> [WHAT YOU NEED TO DO] Repeat the records verbatim and leave the pictures out of your copy.

> [DATA SHOWN]
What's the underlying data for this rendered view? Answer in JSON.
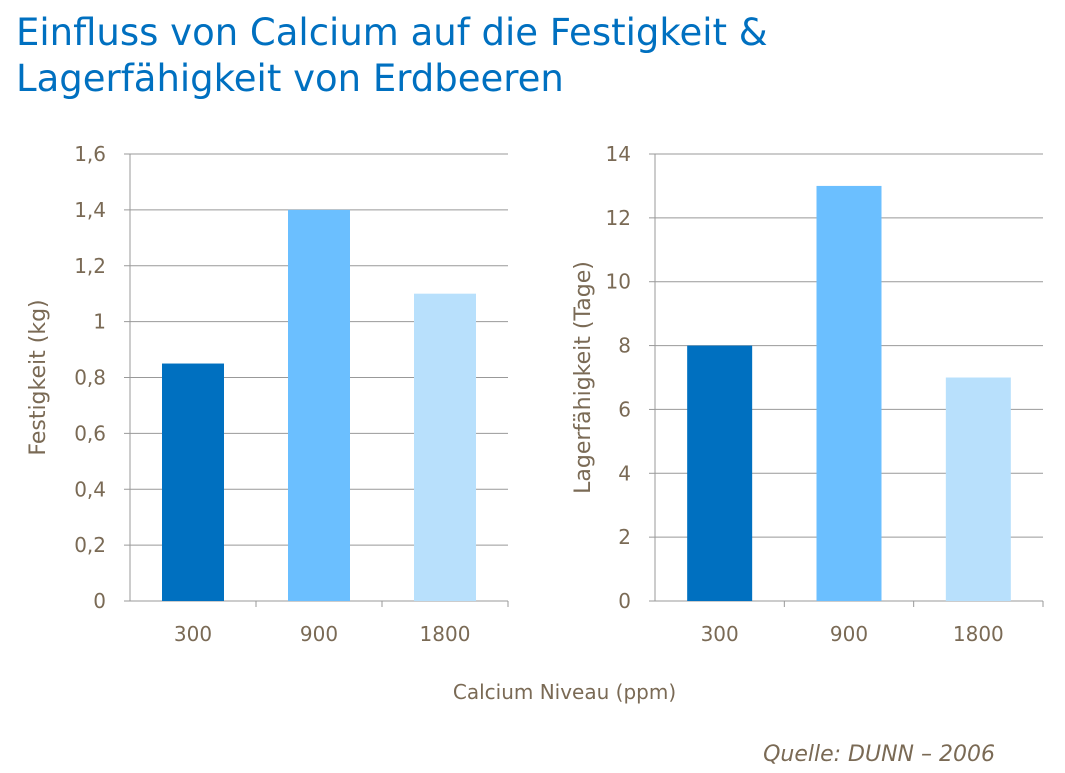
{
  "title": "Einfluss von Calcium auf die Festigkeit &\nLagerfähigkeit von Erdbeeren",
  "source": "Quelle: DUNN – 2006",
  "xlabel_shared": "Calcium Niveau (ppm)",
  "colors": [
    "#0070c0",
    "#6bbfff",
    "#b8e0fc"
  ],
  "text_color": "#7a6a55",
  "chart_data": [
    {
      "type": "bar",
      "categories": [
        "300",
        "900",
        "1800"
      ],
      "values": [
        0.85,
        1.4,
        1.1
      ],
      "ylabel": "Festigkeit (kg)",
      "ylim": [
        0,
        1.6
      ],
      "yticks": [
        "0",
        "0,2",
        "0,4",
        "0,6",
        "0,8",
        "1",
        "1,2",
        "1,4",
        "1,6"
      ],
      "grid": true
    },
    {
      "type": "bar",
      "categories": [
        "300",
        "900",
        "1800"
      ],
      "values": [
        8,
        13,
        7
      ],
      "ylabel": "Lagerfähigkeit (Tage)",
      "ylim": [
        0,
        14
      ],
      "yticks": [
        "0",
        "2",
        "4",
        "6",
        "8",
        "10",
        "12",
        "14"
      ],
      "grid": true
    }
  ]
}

> [PROBLEM SOLUTION]
What's the underlying data for this rendered view? Answer in JSON.
{
  "title": "Einfluss von Calcium auf die Festigkeit &\nLagerfähigkeit von Erdbeeren",
  "source": "Quelle: DUNN – 2006",
  "xlabel_shared": "Calcium Niveau (ppm)",
  "colors": [
    "#0070c0",
    "#6bbfff",
    "#b8e0fc"
  ],
  "text_color": "#7a6a55",
  "chart_data": [
    {
      "type": "bar",
      "categories": [
        "300",
        "900",
        "1800"
      ],
      "values": [
        0.85,
        1.4,
        1.1
      ],
      "ylabel": "Festigkeit (kg)",
      "ylim": [
        0,
        1.6
      ],
      "yticks": [
        "0",
        "0,2",
        "0,4",
        "0,6",
        "0,8",
        "1",
        "1,2",
        "1,4",
        "1,6"
      ],
      "grid": true
    },
    {
      "type": "bar",
      "categories": [
        "300",
        "900",
        "1800"
      ],
      "values": [
        8,
        13,
        7
      ],
      "ylabel": "Lagerfähigkeit (Tage)",
      "ylim": [
        0,
        14
      ],
      "yticks": [
        "0",
        "2",
        "4",
        "6",
        "8",
        "10",
        "12",
        "14"
      ],
      "grid": true
    }
  ]
}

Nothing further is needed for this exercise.